- [DIRECTIONS]
Pull every line with the word "title" out of the entries below.

- [Entries from a visual dataset]
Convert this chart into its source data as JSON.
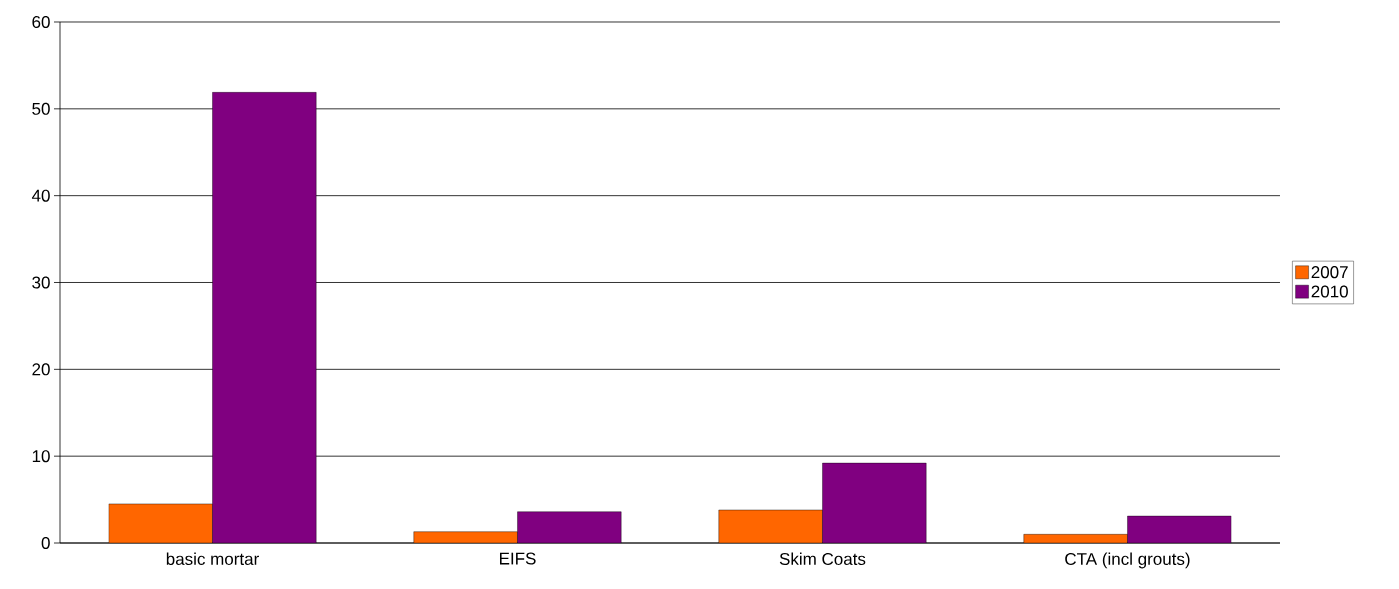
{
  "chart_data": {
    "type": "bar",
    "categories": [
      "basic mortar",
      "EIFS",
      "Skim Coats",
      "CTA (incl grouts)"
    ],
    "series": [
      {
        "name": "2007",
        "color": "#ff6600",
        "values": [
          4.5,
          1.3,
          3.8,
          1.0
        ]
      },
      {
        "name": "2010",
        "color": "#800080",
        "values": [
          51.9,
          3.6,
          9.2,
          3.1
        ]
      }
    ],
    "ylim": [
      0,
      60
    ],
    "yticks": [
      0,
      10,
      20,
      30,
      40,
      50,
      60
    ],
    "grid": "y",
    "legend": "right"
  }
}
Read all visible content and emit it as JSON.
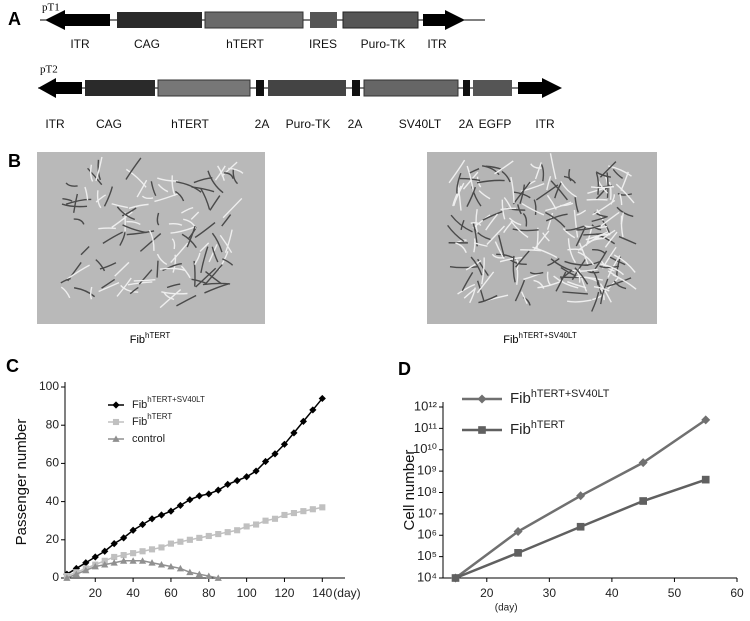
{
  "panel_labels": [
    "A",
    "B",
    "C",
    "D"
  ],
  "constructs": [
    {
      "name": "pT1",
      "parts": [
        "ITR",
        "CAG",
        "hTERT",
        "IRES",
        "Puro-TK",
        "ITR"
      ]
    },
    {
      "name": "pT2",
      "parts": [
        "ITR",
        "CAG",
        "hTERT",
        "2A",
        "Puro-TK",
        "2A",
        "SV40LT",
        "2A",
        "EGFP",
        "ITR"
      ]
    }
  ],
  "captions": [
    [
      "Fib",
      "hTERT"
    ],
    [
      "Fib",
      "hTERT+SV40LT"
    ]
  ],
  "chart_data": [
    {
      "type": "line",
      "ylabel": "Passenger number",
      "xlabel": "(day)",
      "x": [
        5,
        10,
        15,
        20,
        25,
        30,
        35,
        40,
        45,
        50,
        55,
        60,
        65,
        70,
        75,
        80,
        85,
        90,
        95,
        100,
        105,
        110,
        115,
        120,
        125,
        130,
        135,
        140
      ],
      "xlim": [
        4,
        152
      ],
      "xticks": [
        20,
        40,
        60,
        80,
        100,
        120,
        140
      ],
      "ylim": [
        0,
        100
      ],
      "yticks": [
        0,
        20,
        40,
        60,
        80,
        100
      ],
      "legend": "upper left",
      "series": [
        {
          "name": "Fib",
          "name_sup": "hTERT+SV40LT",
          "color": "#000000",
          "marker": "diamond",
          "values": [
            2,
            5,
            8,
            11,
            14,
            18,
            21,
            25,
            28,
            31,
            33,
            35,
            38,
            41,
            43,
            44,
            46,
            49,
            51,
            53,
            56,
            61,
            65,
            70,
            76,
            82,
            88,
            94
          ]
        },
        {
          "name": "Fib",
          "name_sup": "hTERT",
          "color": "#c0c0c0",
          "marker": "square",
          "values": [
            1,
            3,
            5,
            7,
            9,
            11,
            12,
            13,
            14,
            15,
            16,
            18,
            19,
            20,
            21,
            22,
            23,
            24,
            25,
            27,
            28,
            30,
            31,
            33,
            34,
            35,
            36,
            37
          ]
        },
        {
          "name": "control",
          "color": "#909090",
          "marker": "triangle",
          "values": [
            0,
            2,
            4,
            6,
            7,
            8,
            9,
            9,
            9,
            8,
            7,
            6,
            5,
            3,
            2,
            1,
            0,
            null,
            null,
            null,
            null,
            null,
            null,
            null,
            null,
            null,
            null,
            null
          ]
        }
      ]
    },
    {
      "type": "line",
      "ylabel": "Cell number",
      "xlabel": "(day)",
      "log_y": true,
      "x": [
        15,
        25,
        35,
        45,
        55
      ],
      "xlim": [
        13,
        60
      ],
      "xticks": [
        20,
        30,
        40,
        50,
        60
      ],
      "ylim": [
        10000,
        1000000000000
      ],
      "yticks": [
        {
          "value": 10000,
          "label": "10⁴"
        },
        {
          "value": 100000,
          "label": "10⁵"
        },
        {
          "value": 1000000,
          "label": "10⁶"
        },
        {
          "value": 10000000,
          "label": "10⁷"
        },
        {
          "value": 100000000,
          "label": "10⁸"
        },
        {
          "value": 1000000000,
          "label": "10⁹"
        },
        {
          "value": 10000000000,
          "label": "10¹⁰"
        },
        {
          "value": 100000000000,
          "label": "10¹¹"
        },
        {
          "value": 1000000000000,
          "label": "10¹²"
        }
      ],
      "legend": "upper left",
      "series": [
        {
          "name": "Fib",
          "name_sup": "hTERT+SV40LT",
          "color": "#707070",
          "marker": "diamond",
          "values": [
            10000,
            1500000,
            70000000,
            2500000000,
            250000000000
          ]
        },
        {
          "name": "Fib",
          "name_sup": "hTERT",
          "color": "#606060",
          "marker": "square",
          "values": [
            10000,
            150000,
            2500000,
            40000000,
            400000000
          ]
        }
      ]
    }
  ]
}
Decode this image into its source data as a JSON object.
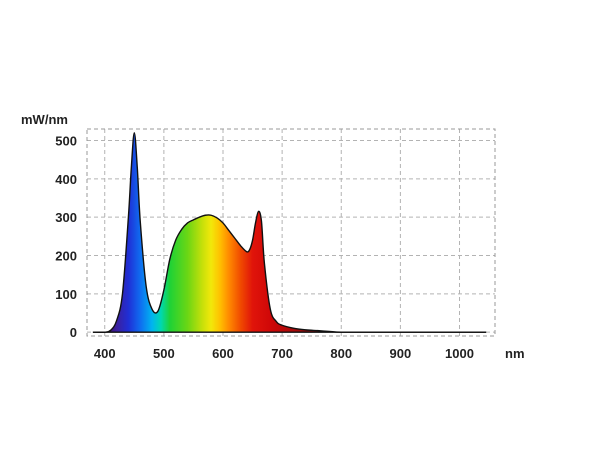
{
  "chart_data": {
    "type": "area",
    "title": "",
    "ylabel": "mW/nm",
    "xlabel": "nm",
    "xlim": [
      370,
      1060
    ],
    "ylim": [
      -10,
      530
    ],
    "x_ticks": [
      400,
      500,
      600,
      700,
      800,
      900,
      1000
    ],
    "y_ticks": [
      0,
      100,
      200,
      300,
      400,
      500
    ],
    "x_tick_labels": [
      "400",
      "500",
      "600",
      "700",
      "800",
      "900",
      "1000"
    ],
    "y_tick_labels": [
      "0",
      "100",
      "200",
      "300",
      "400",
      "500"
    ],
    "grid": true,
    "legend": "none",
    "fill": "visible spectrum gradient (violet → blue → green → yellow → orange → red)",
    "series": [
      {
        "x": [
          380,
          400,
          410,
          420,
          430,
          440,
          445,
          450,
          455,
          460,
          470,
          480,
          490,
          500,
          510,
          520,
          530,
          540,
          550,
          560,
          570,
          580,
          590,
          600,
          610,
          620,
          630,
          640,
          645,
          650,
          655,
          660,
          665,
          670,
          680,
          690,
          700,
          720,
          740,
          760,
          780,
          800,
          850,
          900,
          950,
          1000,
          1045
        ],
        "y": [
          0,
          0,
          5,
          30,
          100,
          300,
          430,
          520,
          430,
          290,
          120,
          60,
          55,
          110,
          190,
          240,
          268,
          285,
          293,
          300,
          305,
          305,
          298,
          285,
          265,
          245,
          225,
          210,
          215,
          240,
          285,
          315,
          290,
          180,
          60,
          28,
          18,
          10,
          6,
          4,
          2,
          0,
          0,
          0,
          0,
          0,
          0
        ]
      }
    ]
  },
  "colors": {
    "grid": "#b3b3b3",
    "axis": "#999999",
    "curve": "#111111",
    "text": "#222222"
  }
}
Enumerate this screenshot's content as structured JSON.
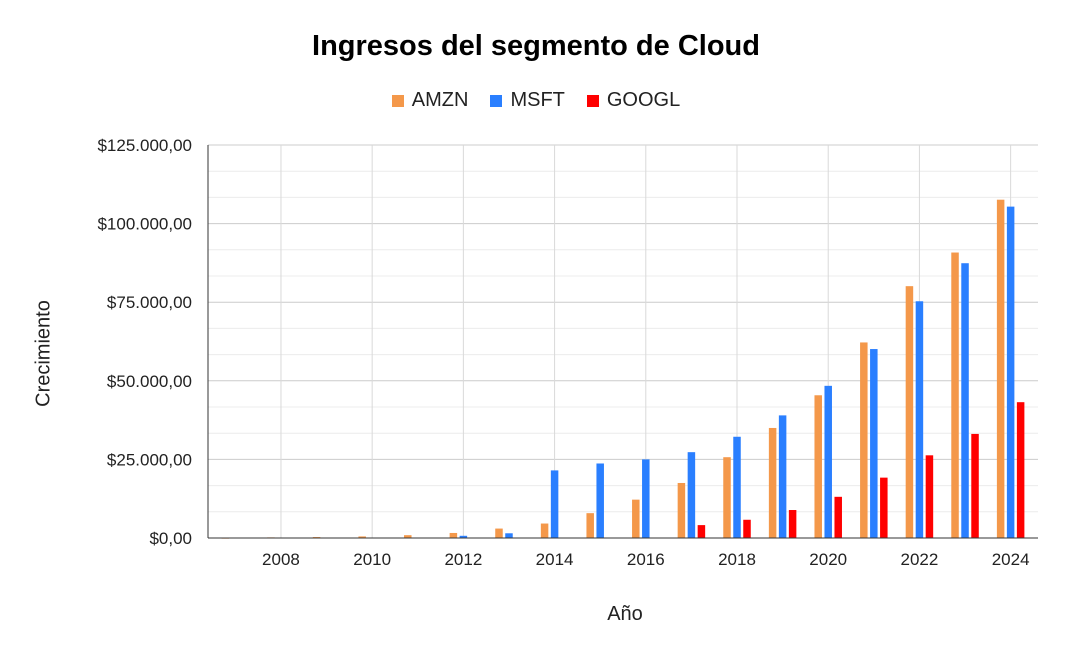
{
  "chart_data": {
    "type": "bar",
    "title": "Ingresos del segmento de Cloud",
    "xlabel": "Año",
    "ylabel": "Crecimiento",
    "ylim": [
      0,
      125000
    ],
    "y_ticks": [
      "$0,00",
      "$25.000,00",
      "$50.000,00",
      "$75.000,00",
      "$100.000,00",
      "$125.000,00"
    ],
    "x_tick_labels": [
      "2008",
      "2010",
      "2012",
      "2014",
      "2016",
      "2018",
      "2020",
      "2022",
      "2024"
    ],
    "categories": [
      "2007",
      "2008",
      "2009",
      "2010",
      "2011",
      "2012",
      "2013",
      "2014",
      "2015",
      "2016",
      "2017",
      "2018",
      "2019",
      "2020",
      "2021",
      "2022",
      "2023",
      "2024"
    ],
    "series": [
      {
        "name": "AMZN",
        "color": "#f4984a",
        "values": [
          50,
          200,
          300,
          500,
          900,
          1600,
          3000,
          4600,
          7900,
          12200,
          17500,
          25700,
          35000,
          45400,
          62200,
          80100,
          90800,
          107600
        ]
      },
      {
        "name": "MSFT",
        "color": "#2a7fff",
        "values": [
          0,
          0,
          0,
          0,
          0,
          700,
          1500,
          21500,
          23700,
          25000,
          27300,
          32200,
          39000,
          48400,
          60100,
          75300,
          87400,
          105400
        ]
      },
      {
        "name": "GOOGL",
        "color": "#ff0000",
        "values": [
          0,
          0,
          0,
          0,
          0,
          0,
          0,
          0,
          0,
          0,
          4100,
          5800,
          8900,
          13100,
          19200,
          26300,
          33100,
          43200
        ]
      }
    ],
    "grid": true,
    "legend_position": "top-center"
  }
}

- [RESPONSE TO THE EXERCISE]
    "title": "",
    "title": "Ingresos del segmento de Cloud",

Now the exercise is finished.